§ **TO BE DONE**
From the entries below, copy every line holding the word "text".

..........

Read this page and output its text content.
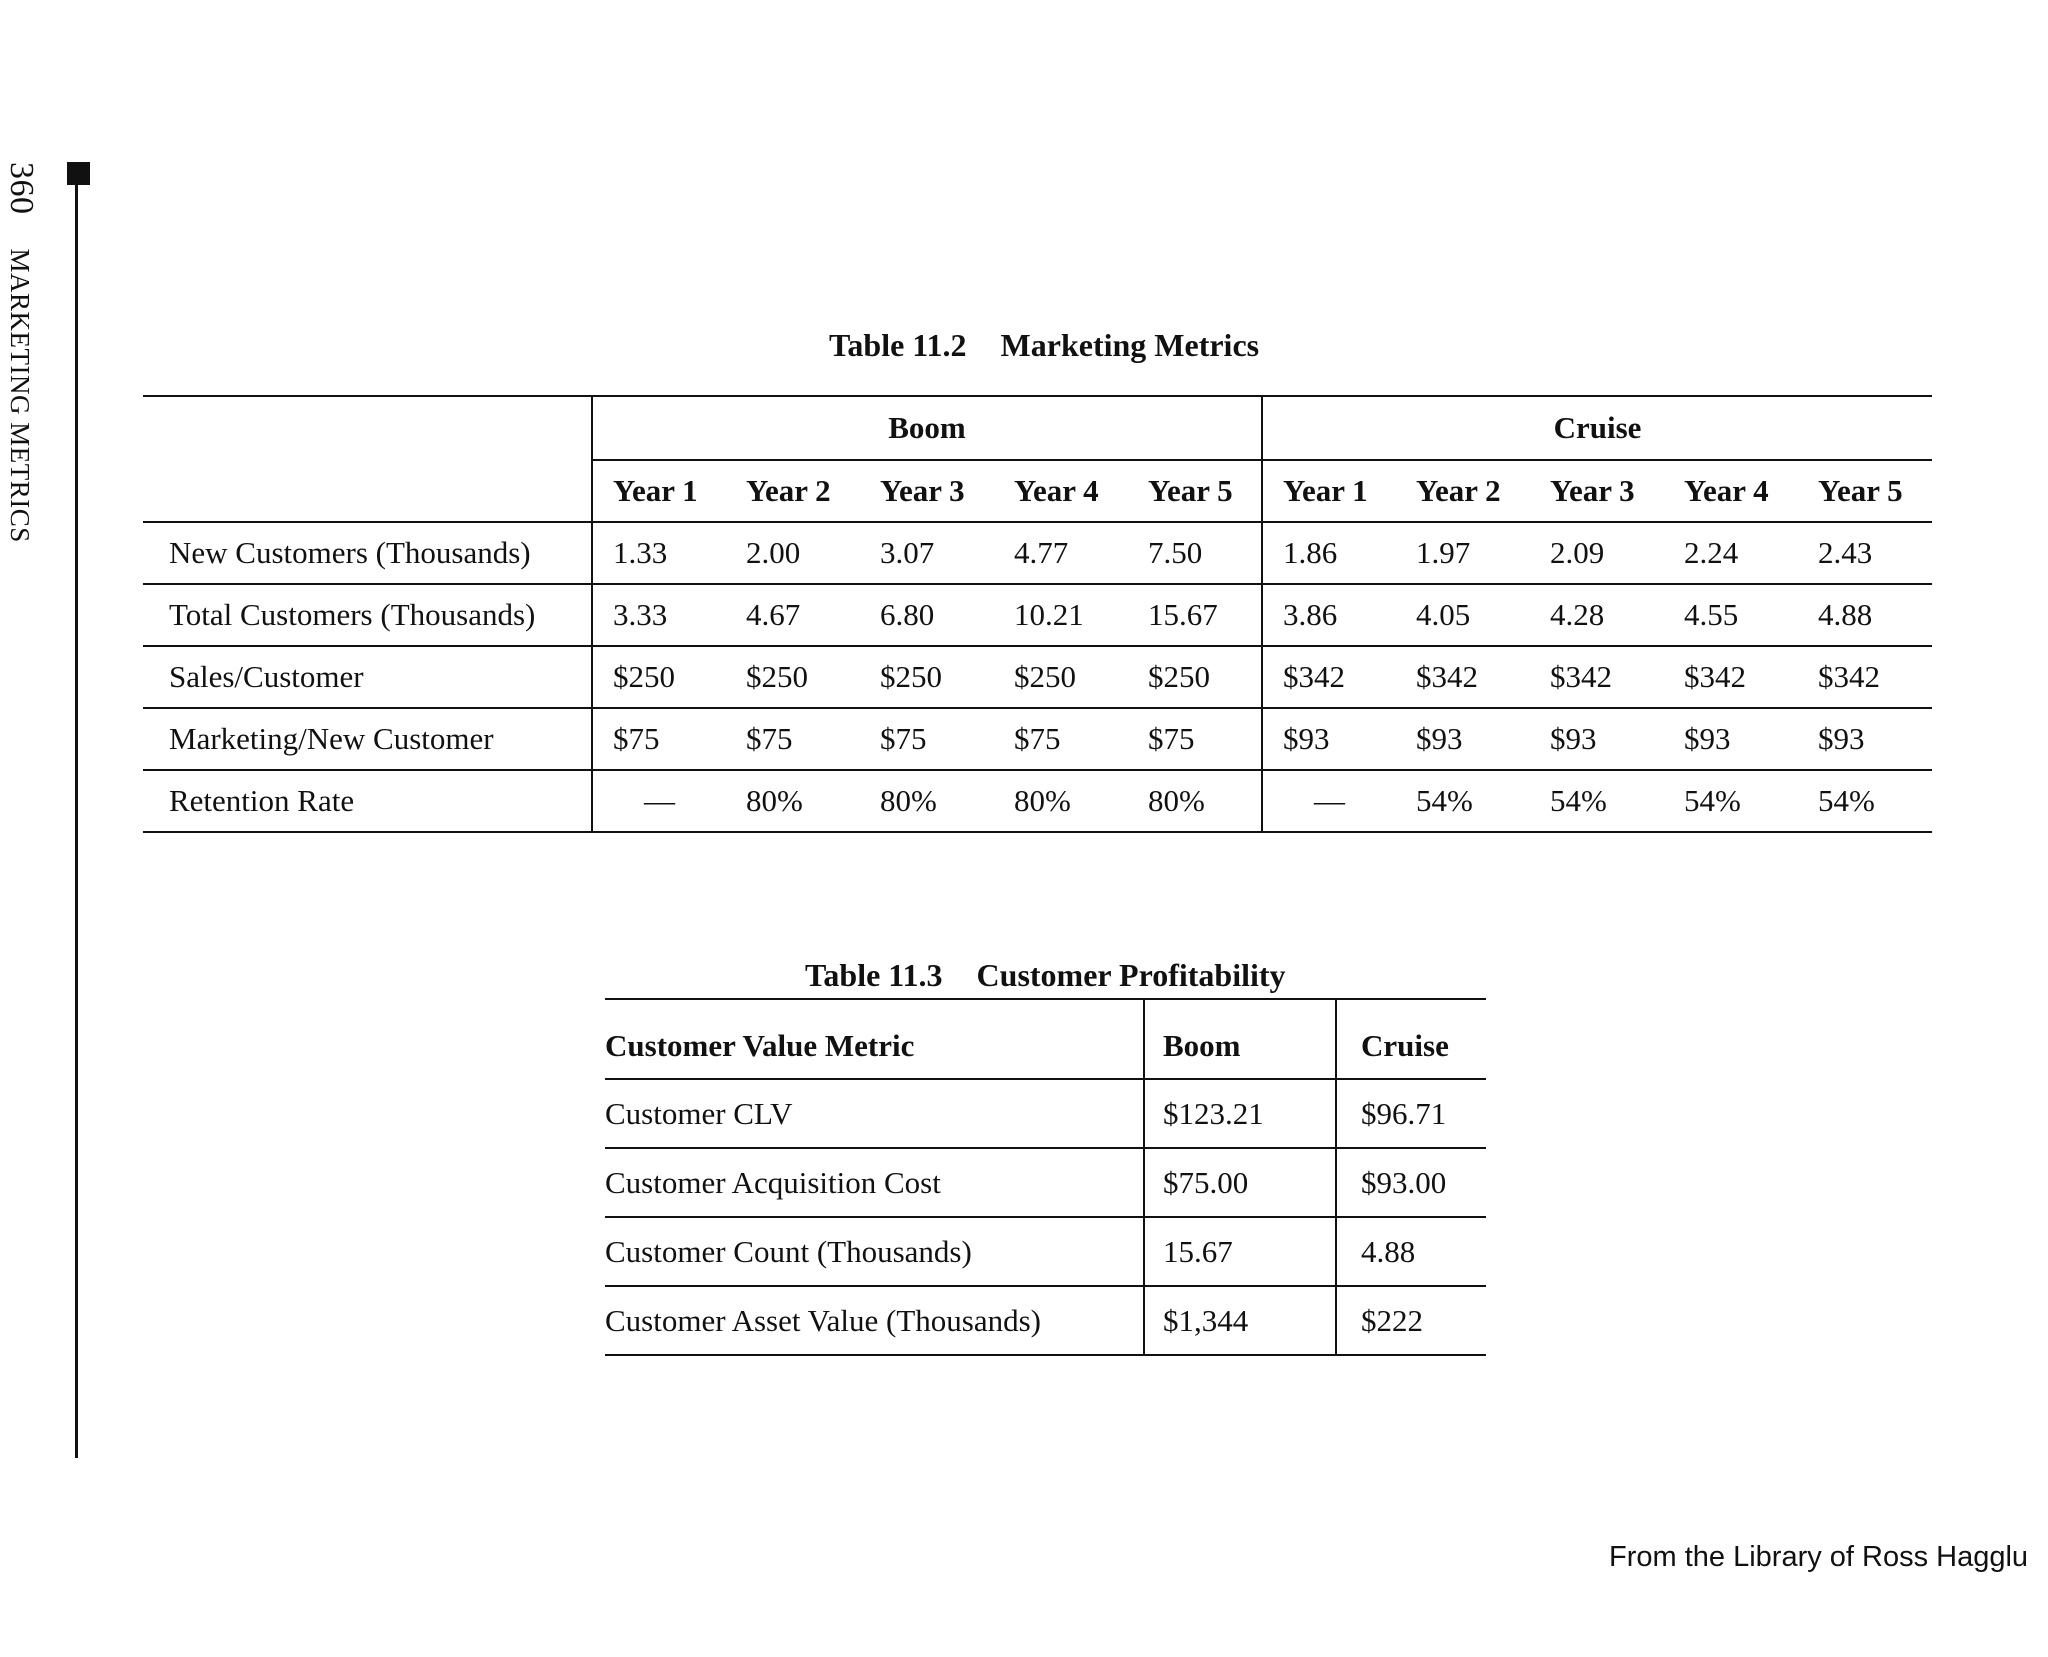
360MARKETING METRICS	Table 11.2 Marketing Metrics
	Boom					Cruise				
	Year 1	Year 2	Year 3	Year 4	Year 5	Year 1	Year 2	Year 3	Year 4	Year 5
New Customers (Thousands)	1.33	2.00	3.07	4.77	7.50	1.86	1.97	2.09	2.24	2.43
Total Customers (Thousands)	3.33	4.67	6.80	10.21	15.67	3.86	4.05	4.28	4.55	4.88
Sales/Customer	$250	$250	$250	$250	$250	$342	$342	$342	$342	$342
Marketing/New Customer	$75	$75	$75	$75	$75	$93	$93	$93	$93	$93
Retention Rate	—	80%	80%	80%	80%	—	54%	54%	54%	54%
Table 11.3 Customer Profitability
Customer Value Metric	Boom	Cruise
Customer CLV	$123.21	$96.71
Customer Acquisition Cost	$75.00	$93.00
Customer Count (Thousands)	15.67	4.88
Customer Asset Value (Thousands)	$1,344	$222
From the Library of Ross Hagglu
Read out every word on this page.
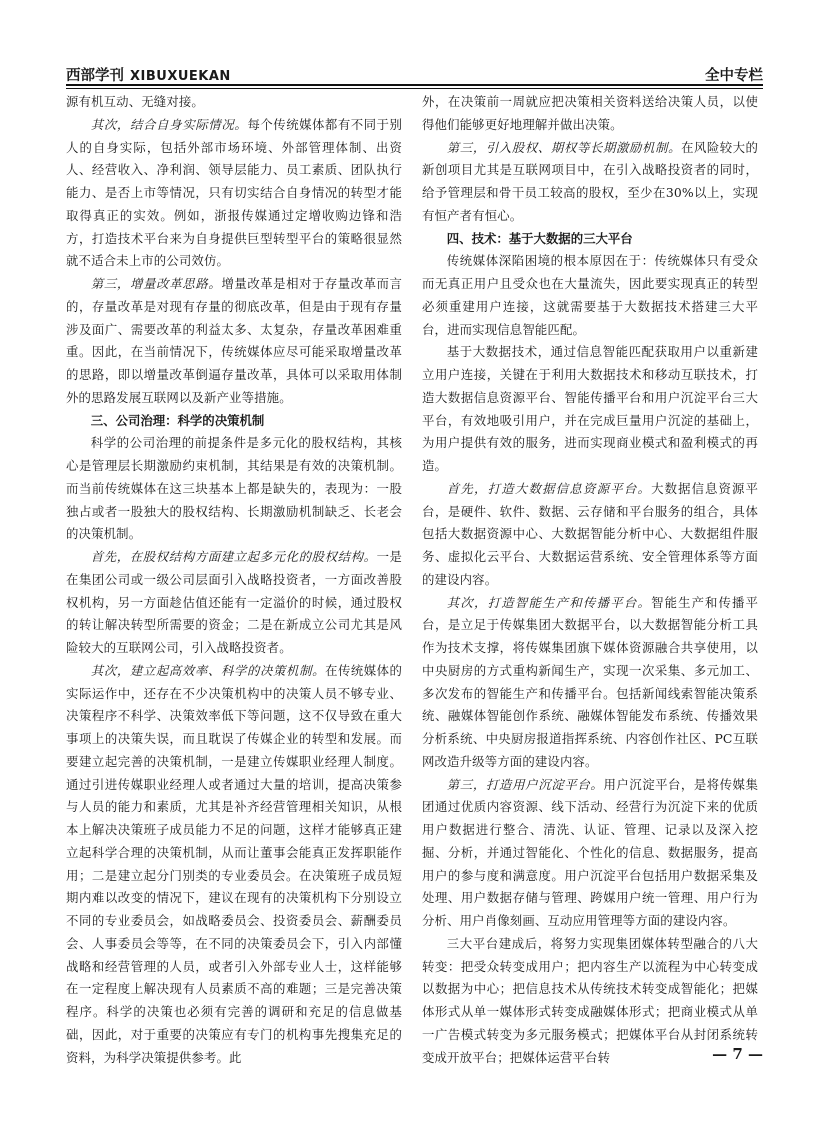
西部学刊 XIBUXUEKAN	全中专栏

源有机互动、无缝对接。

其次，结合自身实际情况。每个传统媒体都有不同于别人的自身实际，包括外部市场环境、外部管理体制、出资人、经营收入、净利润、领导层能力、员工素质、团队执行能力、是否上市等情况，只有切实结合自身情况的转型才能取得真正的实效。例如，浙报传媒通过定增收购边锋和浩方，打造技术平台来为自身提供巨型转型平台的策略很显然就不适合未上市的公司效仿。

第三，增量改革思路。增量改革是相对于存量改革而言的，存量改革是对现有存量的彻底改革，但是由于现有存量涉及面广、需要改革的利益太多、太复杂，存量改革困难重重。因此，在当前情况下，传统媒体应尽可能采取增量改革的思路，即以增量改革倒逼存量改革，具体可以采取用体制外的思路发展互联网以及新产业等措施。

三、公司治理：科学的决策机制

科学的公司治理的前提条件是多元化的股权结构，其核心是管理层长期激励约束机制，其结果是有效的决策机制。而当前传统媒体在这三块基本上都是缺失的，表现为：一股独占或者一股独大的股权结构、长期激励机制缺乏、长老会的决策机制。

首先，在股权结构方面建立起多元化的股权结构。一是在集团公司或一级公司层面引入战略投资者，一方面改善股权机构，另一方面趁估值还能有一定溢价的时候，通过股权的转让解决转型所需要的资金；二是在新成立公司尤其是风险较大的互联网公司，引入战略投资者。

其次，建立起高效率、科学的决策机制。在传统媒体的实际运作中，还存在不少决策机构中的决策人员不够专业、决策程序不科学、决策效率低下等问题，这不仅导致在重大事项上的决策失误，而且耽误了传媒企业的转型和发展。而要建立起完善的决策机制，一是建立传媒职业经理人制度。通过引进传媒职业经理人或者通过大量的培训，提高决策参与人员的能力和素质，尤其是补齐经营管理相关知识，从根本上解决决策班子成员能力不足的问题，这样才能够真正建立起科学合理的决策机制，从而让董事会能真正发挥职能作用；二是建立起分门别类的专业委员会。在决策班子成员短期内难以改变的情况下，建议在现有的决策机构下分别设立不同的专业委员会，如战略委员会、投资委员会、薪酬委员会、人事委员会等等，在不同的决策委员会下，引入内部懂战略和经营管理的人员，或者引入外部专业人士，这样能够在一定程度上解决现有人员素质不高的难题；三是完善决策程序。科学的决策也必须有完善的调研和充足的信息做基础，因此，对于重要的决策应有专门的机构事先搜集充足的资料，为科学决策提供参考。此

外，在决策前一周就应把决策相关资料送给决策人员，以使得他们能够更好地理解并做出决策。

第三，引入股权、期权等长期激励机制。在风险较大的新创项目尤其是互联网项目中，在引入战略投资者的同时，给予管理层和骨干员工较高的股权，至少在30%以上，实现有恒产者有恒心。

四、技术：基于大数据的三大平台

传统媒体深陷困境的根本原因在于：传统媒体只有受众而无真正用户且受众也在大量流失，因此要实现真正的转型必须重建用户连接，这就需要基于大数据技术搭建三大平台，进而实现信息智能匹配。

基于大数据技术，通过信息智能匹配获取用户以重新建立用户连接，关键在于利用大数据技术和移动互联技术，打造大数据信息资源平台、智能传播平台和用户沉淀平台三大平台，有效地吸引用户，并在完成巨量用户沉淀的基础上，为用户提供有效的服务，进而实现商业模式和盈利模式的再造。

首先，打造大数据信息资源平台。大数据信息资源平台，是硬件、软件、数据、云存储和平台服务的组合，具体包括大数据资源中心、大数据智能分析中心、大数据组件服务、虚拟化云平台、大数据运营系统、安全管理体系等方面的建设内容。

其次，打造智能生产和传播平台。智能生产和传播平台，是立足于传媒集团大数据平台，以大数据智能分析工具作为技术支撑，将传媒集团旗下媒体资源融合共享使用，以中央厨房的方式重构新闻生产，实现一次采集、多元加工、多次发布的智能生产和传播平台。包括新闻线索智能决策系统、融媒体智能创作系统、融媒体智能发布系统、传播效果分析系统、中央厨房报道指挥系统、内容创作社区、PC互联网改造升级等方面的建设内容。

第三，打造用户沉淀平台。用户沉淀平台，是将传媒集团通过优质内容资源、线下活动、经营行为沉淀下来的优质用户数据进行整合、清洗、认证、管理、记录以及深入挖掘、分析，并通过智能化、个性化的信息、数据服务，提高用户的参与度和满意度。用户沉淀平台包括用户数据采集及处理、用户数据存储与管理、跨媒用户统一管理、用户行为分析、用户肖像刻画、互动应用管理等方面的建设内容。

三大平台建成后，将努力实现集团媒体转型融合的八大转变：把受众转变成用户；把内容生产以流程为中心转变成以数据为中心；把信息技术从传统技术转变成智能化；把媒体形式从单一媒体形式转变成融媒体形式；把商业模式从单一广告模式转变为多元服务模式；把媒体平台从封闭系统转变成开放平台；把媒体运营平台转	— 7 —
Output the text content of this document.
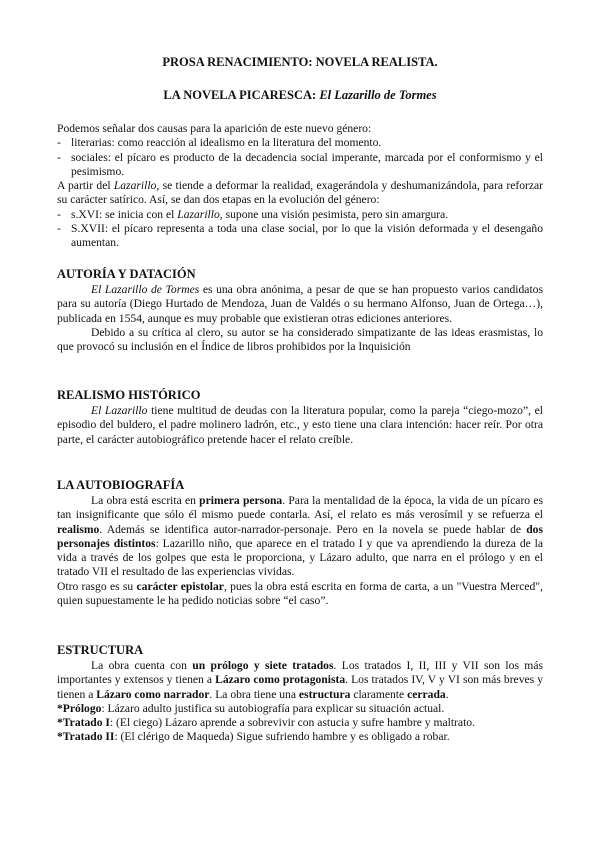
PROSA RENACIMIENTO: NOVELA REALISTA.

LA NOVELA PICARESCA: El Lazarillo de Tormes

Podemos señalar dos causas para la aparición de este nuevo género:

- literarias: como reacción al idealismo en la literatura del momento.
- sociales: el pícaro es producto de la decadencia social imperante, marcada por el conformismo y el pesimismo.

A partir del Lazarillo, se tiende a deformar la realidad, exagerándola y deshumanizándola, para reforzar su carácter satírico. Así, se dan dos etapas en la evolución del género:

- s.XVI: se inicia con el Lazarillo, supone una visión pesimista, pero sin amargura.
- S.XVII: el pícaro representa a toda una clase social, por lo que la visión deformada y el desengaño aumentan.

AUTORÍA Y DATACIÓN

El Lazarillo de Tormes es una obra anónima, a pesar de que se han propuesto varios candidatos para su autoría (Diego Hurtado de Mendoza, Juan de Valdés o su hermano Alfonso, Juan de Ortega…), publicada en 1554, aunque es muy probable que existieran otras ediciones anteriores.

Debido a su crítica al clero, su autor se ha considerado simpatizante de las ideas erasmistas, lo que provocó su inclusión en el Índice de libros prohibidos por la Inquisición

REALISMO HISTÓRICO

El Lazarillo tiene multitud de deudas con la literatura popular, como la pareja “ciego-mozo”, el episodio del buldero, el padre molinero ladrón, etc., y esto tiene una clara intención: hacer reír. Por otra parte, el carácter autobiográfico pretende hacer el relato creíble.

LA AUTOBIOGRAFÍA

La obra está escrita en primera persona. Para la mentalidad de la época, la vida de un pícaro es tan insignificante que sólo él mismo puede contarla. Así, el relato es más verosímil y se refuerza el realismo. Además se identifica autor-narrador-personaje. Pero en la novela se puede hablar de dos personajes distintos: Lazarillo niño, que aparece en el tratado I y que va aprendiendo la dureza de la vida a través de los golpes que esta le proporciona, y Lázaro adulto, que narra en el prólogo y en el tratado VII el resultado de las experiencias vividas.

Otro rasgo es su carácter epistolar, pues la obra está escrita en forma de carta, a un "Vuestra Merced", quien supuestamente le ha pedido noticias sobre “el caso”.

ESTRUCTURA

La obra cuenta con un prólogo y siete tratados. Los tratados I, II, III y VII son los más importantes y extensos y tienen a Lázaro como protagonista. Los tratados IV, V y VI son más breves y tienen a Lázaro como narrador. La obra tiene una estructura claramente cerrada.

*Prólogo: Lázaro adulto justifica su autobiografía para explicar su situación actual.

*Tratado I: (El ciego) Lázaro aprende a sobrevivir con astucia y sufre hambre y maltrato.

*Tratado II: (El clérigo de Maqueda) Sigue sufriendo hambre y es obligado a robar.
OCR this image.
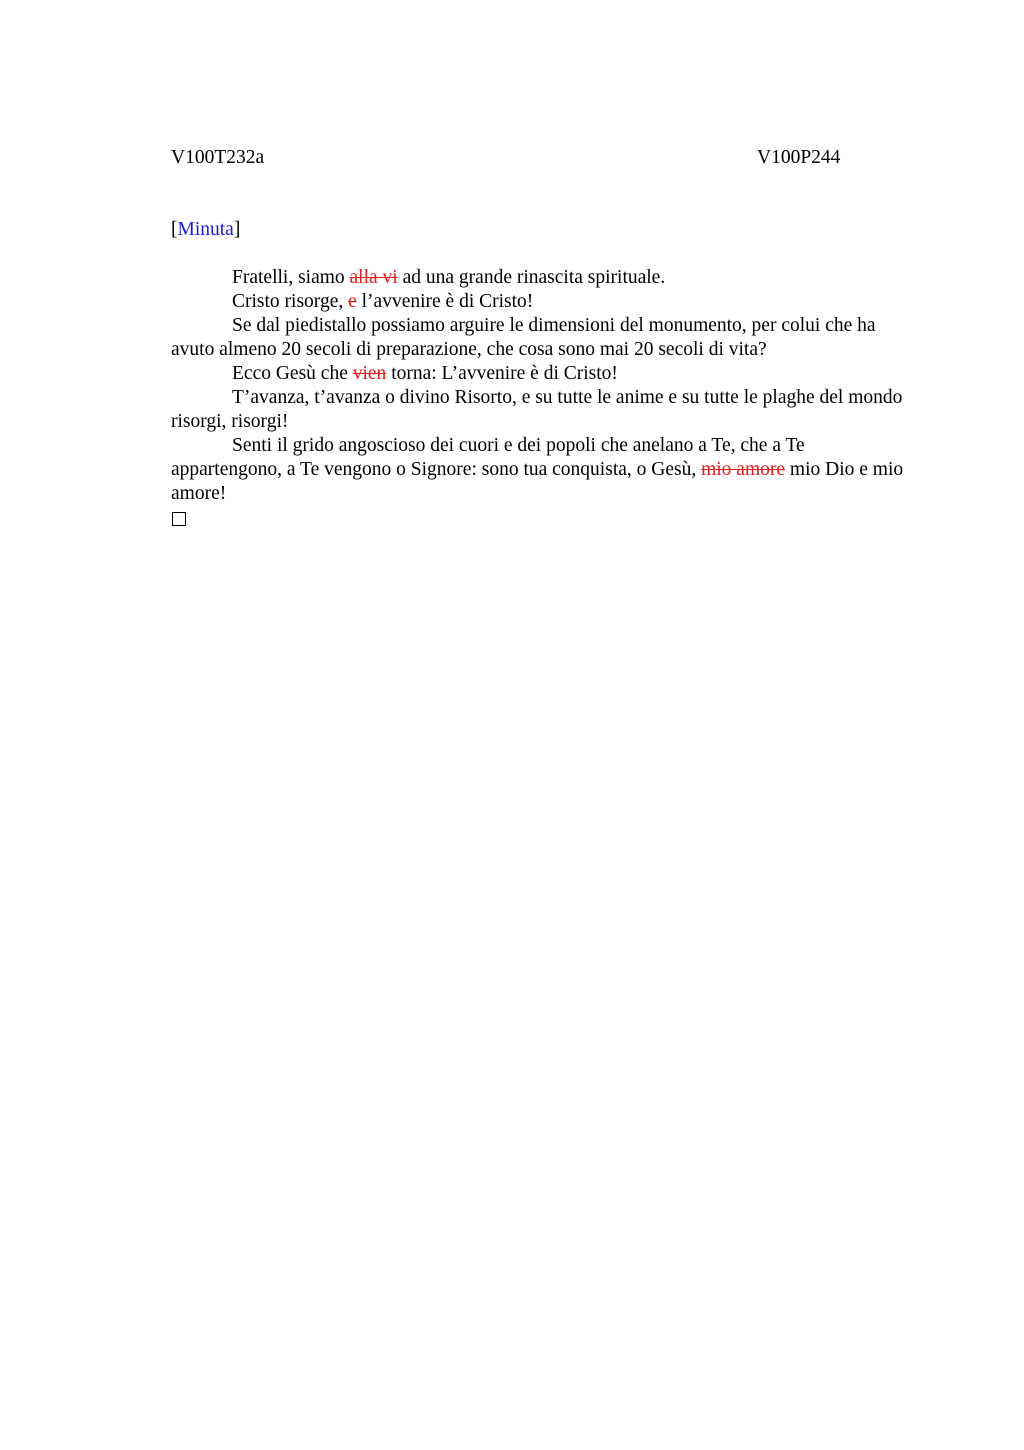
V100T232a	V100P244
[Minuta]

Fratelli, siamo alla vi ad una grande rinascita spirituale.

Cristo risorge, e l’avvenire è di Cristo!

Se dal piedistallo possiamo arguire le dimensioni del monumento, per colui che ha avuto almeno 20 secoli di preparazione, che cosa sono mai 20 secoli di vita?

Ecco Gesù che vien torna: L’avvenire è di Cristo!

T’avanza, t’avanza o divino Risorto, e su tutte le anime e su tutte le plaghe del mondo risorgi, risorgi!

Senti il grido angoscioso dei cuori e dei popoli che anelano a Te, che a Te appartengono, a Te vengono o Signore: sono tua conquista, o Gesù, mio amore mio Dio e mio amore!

..........

§ **FULL SOLUTION**
Read this page and output its text content.
Output the text content of this document.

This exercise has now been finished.